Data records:
* * *
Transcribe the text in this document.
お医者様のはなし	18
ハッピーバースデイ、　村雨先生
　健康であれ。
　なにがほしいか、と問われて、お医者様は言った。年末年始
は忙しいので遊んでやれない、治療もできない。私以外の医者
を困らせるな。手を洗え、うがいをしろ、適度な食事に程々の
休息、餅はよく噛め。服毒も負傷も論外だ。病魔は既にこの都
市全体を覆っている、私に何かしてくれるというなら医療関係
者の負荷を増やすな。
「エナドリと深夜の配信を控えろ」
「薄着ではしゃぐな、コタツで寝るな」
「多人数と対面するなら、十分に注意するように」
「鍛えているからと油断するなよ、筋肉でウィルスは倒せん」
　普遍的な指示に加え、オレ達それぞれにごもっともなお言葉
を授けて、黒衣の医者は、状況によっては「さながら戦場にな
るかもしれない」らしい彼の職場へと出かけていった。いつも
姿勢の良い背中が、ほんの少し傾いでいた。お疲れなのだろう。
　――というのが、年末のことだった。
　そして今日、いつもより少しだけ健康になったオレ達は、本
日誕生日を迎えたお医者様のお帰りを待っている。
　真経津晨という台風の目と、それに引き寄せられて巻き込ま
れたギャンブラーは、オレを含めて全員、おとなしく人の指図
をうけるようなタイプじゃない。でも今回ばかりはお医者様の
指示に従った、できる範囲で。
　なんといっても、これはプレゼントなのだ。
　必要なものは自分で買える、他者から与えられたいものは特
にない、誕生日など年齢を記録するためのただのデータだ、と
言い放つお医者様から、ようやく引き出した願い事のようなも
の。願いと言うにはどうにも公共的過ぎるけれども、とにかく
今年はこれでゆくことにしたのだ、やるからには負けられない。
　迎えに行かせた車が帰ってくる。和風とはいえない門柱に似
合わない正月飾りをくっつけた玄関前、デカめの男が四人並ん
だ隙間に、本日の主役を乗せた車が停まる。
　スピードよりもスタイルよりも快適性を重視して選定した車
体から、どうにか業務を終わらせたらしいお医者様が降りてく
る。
* * *
Exactly as shown above, return every record.

TASK ANSWER:
Transcribe the text in this document.
お医者様のはなし	18
ハッピーバースデイ、　村雨先生
　健康であれ。
　なにがほしいか、と問われて、お医者様は言った。年末年始
は忙しいので遊んでやれない、治療もできない。私以外の医者
を困らせるな。手を洗え、うがいをしろ、適度な食事に程々の
休息、餅はよく噛め。服毒も負傷も論外だ。病魔は既にこの都
市全体を覆っている、私に何かしてくれるというなら医療関係
者の負荷を増やすな。
「エナドリと深夜の配信を控えろ」
「薄着ではしゃぐな、コタツで寝るな」
「多人数と対面するなら、十分に注意するように」
「鍛えているからと油断するなよ、筋肉でウィルスは倒せん」
　普遍的な指示に加え、オレ達それぞれにごもっともなお言葉
を授けて、黒衣の医者は、状況によっては「さながら戦場にな
るかもしれない」らしい彼の職場へと出かけていった。いつも
姿勢の良い背中が、ほんの少し傾いでいた。お疲れなのだろう。
　――というのが、年末のことだった。
　そして今日、いつもより少しだけ健康になったオレ達は、本
日誕生日を迎えたお医者様のお帰りを待っている。
　真経津晨という台風の目と、それに引き寄せられて巻き込ま
れたギャンブラーは、オレを含めて全員、おとなしく人の指図
をうけるようなタイプじゃない。でも今回ばかりはお医者様の
指示に従った、できる範囲で。
　なんといっても、これはプレゼントなのだ。
　必要なものは自分で買える、他者から与えられたいものは特
にない、誕生日など年齢を記録するためのただのデータだ、と
言い放つお医者様から、ようやく引き出した願い事のようなも
の。願いと言うにはどうにも公共的過ぎるけれども、とにかく
今年はこれでゆくことにしたのだ、やるからには負けられない。
　迎えに行かせた車が帰ってくる。和風とはいえない門柱に似
合わない正月飾りをくっつけた玄関前、デカめの男が四人並ん
だ隙間に、本日の主役を乗せた車が停まる。
　スピードよりもスタイルよりも快適性を重視して選定した車
体から、どうにか業務を終わらせたらしいお医者様が降りてく
る。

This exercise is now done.